━━━━━ Record excerpts ━━━━━

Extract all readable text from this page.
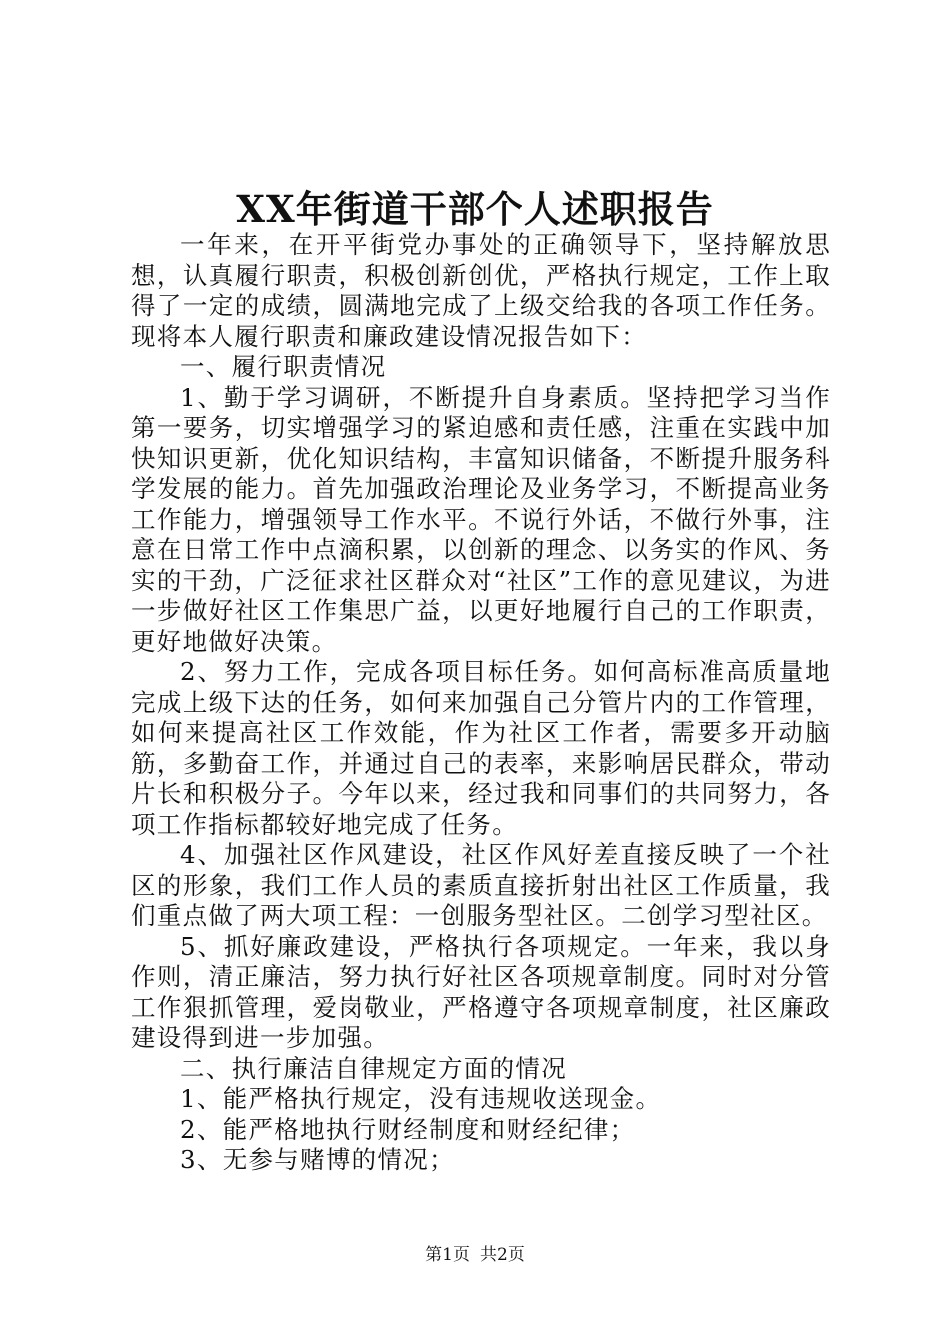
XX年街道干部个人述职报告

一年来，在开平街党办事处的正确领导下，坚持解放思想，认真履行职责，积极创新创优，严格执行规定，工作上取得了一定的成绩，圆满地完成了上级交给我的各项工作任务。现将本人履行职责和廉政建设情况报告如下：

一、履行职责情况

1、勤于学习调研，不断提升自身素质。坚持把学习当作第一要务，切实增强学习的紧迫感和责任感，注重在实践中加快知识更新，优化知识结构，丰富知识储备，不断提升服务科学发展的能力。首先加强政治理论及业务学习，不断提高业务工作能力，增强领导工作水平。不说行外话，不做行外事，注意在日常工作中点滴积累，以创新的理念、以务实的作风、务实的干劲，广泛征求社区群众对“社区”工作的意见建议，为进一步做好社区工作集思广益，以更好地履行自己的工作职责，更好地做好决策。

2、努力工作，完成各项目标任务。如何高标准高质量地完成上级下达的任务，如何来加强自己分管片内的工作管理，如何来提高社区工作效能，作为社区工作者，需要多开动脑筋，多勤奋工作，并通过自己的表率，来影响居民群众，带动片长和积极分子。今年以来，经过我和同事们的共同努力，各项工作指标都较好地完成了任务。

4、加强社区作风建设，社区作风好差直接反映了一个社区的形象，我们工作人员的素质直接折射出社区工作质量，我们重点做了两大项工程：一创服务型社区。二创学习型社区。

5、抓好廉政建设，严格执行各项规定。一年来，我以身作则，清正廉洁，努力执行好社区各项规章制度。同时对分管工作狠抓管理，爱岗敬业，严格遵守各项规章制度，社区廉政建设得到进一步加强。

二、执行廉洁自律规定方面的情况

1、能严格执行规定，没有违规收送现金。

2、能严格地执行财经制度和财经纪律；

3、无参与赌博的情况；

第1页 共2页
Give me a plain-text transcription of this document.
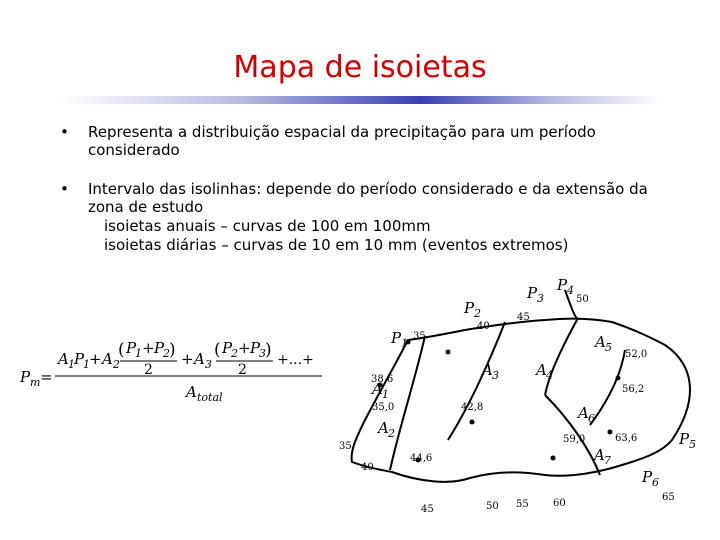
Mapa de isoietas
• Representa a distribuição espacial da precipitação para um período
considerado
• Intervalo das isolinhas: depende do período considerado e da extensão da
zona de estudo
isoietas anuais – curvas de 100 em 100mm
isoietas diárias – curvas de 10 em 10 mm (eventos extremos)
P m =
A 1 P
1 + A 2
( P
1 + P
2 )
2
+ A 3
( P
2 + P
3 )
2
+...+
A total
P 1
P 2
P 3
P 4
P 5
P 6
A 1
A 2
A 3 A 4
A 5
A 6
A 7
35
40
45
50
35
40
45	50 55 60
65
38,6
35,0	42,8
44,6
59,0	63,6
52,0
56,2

━━━━━

- **Required task**:
Output the lines above in full and exactly as given, omitting any pictures.

- **Solved exercise**:
Extract all readable text from this page.
XX年街道干部个人述职报告

一年来，在开平街党办事处的正确领导下，坚持解放思想，认真履行职责，积极创新创优，严格执行规定，工作上取得了一定的成绩，圆满地完成了上级交给我的各项工作任务。现将本人履行职责和廉政建设情况报告如下：

一、履行职责情况

1、勤于学习调研，不断提升自身素质。坚持把学习当作第一要务，切实增强学习的紧迫感和责任感，注重在实践中加快知识更新，优化知识结构，丰富知识储备，不断提升服务科学发展的能力。首先加强政治理论及业务学习，不断提高业务工作能力，增强领导工作水平。不说行外话，不做行外事，注意在日常工作中点滴积累，以创新的理念、以务实的作风、务实的干劲，广泛征求社区群众对“社区”工作的意见建议，为进一步做好社区工作集思广益，以更好地履行自己的工作职责，更好地做好决策。

2、努力工作，完成各项目标任务。如何高标准高质量地完成上级下达的任务，如何来加强自己分管片内的工作管理，如何来提高社区工作效能，作为社区工作者，需要多开动脑筋，多勤奋工作，并通过自己的表率，来影响居民群众，带动片长和积极分子。今年以来，经过我和同事们的共同努力，各项工作指标都较好地完成了任务。

4、加强社区作风建设，社区作风好差直接反映了一个社区的形象，我们工作人员的素质直接折射出社区工作质量，我们重点做了两大项工程：一创服务型社区。二创学习型社区。

5、抓好廉政建设，严格执行各项规定。一年来，我以身作则，清正廉洁，努力执行好社区各项规章制度。同时对分管工作狠抓管理，爱岗敬业，严格遵守各项规章制度，社区廉政建设得到进一步加强。

二、执行廉洁自律规定方面的情况

1、能严格执行规定，没有违规收送现金。

2、能严格地执行财经制度和财经纪律；

3、无参与赌博的情况；

第1页 共2页
Give me a plain-text transcription of this document.
Mapa de isoietas
• Representa a distribuição espacial da precipitação para um período
considerado
• Intervalo das isolinhas: depende do período considerado e da extensão da
zona de estudo
isoietas anuais – curvas de 100 em 100mm
isoietas diárias – curvas de 10 em 10 mm (eventos extremos)
P m =
A 1 P
1 + A 2
( P
1 + P
2 )
2
+ A 3
( P
2 + P
3 )
2
+...+
A total
P 1
P 2
P 3
P 4
P 5
P 6
A 1
A 2
A 3 A 4
A 5
A 6
A 7
35
40
45
50
35
40
45	50 55 60
65
38,6
35,0	42,8
44,6
59,0	63,6
52,0
56,2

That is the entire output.